Dataset entries:
━━━━━━━━━━━━━━━━━━━━━━━━━━━━━━

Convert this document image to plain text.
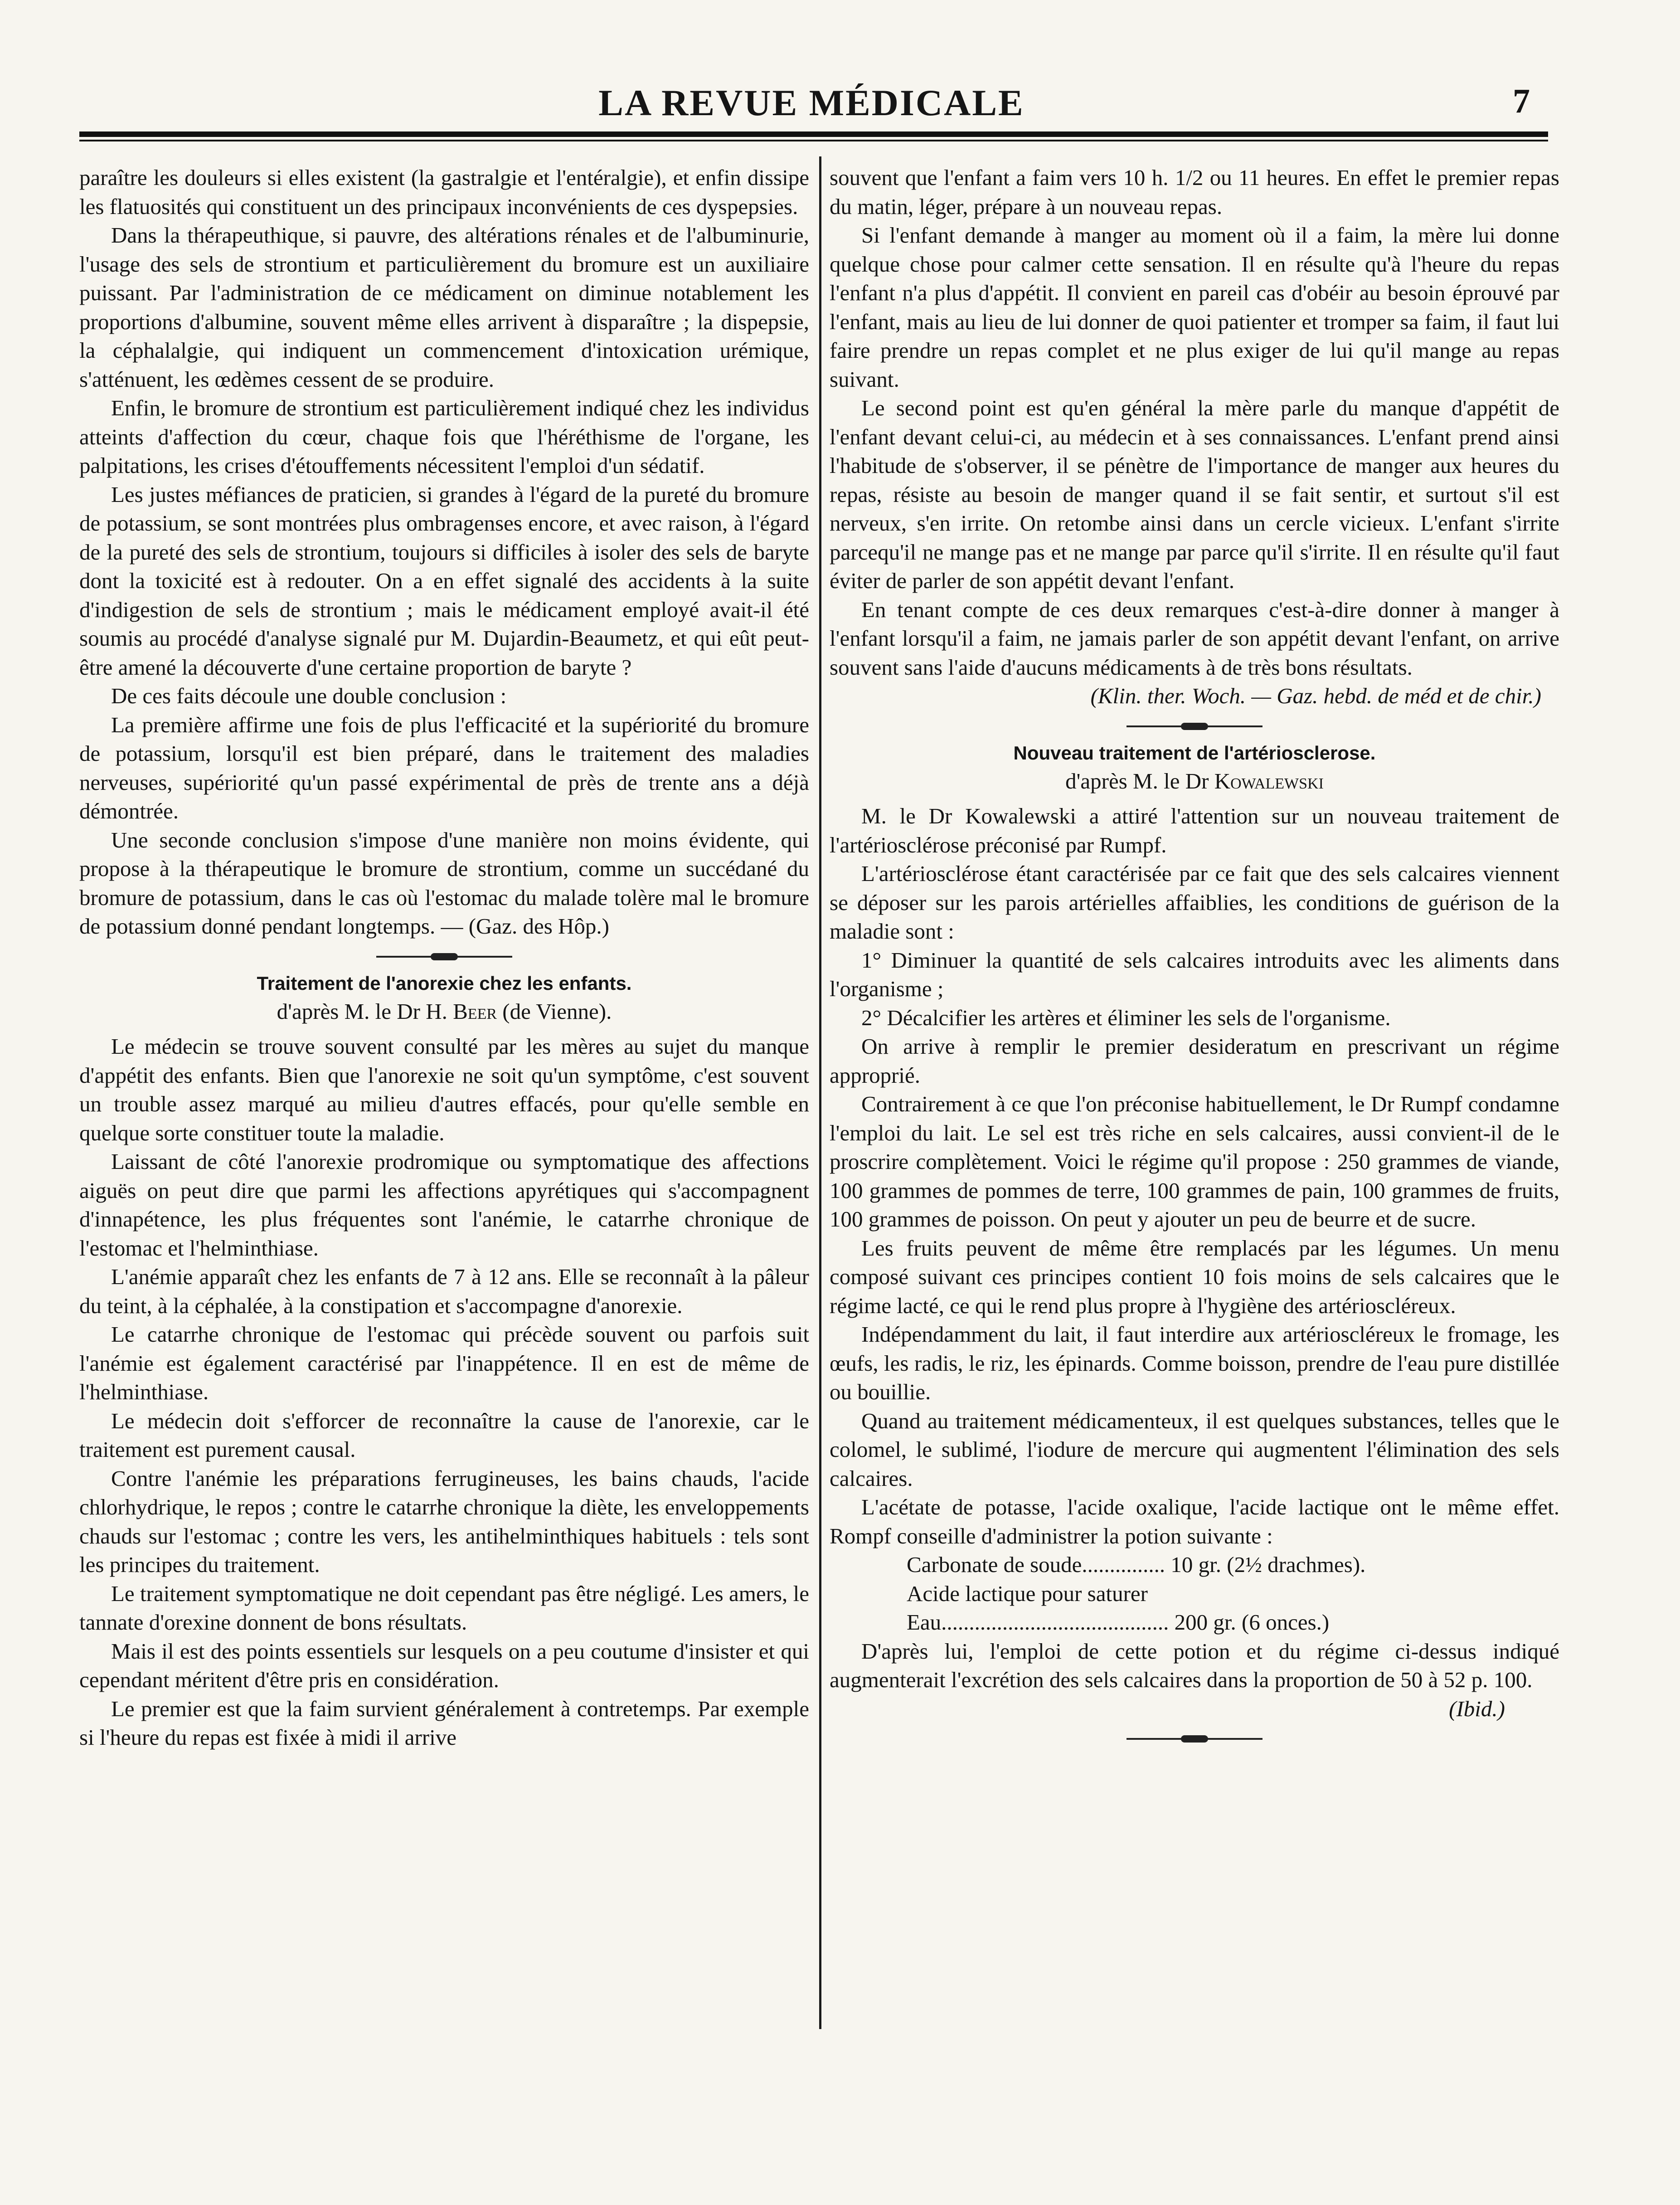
LA REVUE MÉDICALE	7

paraître les douleurs si elles existent (la gastralgie et l'entéralgie), et enfin dissipe les flatuosités qui constituent un des principaux inconvénients de ces dyspepsies.

Dans la thérapeuthique, si pauvre, des altérations rénales et de l'albuminurie, l'usage des sels de strontium et particulièrement du bromure est un auxiliaire puissant. Par l'administration de ce médicament on diminue notablement les proportions d'albumine, souvent même elles arrivent à disparaître ; la dispepsie, la céphalalgie, qui indiquent un commencement d'intoxication urémique, s'atténuent, les œdèmes cessent de se produire.

Enfin, le bromure de strontium est particulièrement indiqué chez les individus atteints d'affection du cœur, chaque fois que l'héréthisme de l'organe, les palpitations, les crises d'étouffements nécessitent l'emploi d'un sédatif.

Les justes méfiances de praticien, si grandes à l'égard de la pureté du bromure de potassium, se sont montrées plus ombragenses encore, et avec raison, à l'égard de la pureté des sels de strontium, toujours si difficiles à isoler des sels de baryte dont la toxicité est à redouter. On a en effet signalé des accidents à la suite d'indigestion de sels de strontium ; mais le médicament employé avait-il été soumis au procédé d'analyse signalé pur M. Dujardin-Beaumetz, et qui eût peut-être amené la découverte d'une certaine proportion de baryte ?

De ces faits découle une double conclusion :

La première affirme une fois de plus l'efficacité et la supériorité du bromure de potassium, lorsqu'il est bien préparé, dans le traitement des maladies nerveuses, supériorité qu'un passé expérimental de près de trente ans a déjà démontrée.

Une seconde conclusion s'impose d'une manière non moins évidente, qui propose à la thérapeutique le bromure de strontium, comme un succédané du bromure de potassium, dans le cas où l'estomac du malade tolère mal le bromure de potassium donné pendant longtemps. — (Gaz. des Hôp.)

Traitement de l'anorexie chez les enfants.
d'après M. le Dr H. Beer (de Vienne).

Le médecin se trouve souvent consulté par les mères au sujet du manque d'appétit des enfants. Bien que l'anorexie ne soit qu'un symptôme, c'est souvent un trouble assez marqué au milieu d'autres effacés, pour qu'elle semble en quelque sorte constituer toute la maladie.

Laissant de côté l'anorexie prodromique ou symptomatique des affections aiguës on peut dire que parmi les affections apyrétiques qui s'accompagnent d'innapétence, les plus fréquentes sont l'anémie, le catarrhe chronique de l'estomac et l'helminthiase.

L'anémie apparaît chez les enfants de 7 à 12 ans. Elle se reconnaît à la pâleur du teint, à la céphalée, à la constipation et s'accompagne d'anorexie.

Le catarrhe chronique de l'estomac qui précède souvent ou parfois suit l'anémie est également caractérisé par l'inappétence. Il en est de même de l'helminthiase.

Le médecin doit s'efforcer de reconnaître la cause de l'anorexie, car le traitement est purement causal.

Contre l'anémie les préparations ferrugineuses, les bains chauds, l'acide chlorhydrique, le repos ; contre le catarrhe chronique la diète, les enveloppements chauds sur l'estomac ; contre les vers, les antihelminthiques habituels : tels sont les principes du traitement.

Le traitement symptomatique ne doit cependant pas être négligé. Les amers, le tannate d'orexine donnent de bons résultats.

Mais il est des points essentiels sur lesquels on a peu coutume d'insister et qui cependant méritent d'être pris en considération.

Le premier est que la faim survient généralement à contretemps. Par exemple si l'heure du repas est fixée à midi il arrive

souvent que l'enfant a faim vers 10 h. 1/2 ou 11 heures. En effet le premier repas du matin, léger, prépare à un nouveau repas.

Si l'enfant demande à manger au moment où il a faim, la mère lui donne quelque chose pour calmer cette sensation. Il en résulte qu'à l'heure du repas l'enfant n'a plus d'appétit. Il convient en pareil cas d'obéir au besoin éprouvé par l'enfant, mais au lieu de lui donner de quoi patienter et tromper sa faim, il faut lui faire prendre un repas complet et ne plus exiger de lui qu'il mange au repas suivant.

Le second point est qu'en général la mère parle du manque d'appétit de l'enfant devant celui-ci, au médecin et à ses connaissances. L'enfant prend ainsi l'habitude de s'observer, il se pénètre de l'importance de manger aux heures du repas, résiste au besoin de manger quand il se fait sentir, et surtout s'il est nerveux, s'en irrite. On retombe ainsi dans un cercle vicieux. L'enfant s'irrite parcequ'il ne mange pas et ne mange par parce qu'il s'irrite. Il en résulte qu'il faut éviter de parler de son appétit devant l'enfant.

En tenant compte de ces deux remarques c'est-à-dire donner à manger à l'enfant lorsqu'il a faim, ne jamais parler de son appétit devant l'enfant, on arrive souvent sans l'aide d'aucuns médicaments à de très bons résultats.

(Klin. ther. Woch. — Gaz. hebd. de méd et de chir.)

Nouveau traitement de l'artériosclerose.
d'après M. le Dr Kowalewski

M. le Dr Kowalewski a attiré l'attention sur un nouveau traitement de l'artériosclérose préconisé par Rumpf.

L'artériosclérose étant caractérisée par ce fait que des sels calcaires viennent se déposer sur les parois artérielles affaiblies, les conditions de guérison de la maladie sont :

1° Diminuer la quantité de sels calcaires introduits avec les aliments dans l'organisme ;

2° Décalcifier les artères et éliminer les sels de l'organisme.

On arrive à remplir le premier desideratum en prescrivant un régime approprié.

Contrairement à ce que l'on préconise habituellement, le Dr Rumpf condamne l'emploi du lait. Le sel est très riche en sels calcaires, aussi convient-il de le proscrire complètement. Voici le régime qu'il propose : 250 grammes de viande, 100 grammes de pommes de terre, 100 grammes de pain, 100 grammes de fruits, 100 grammes de poisson. On peut y ajouter un peu de beurre et de sucre.

Les fruits peuvent de même être remplacés par les légumes. Un menu composé suivant ces principes contient 10 fois moins de sels calcaires que le régime lacté, ce qui le rend plus propre à l'hygiène des artérioscléreux.

Indépendamment du lait, il faut interdire aux artérioscléreux le fromage, les œufs, les radis, le riz, les épinards. Comme boisson, prendre de l'eau pure distillée ou bouillie.

Quand au traitement médicamenteux, il est quelques substances, telles que le colomel, le sublimé, l'iodure de mercure qui augmentent l'élimination des sels calcaires.

L'acétate de potasse, l'acide oxalique, l'acide lactique ont le même effet. Rompf conseille d'administrer la potion suivante :

Carbonate de soude............... 10 gr. (2½ drachmes).

Acide lactique pour saturer

Eau......................................... 200 gr. (6 onces.)

D'après lui, l'emploi de cette potion et du régime ci-dessus indiqué augmenterait l'excrétion des sels calcaires dans la proportion de 50 à 52 p. 100.

(Ibid.)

━━━━━━━━━━━━━━━━━━━━━━━━━━━━━━

PROMPT: Look through the entries and return every line where "organisme" appears.

WRITTEN RESPONSE:
1° Diminuer la quantité de sels calcaires introduits avec les aliments dans l'organisme ;
2° Décalcifier les artères et éliminer les sels de l'organisme.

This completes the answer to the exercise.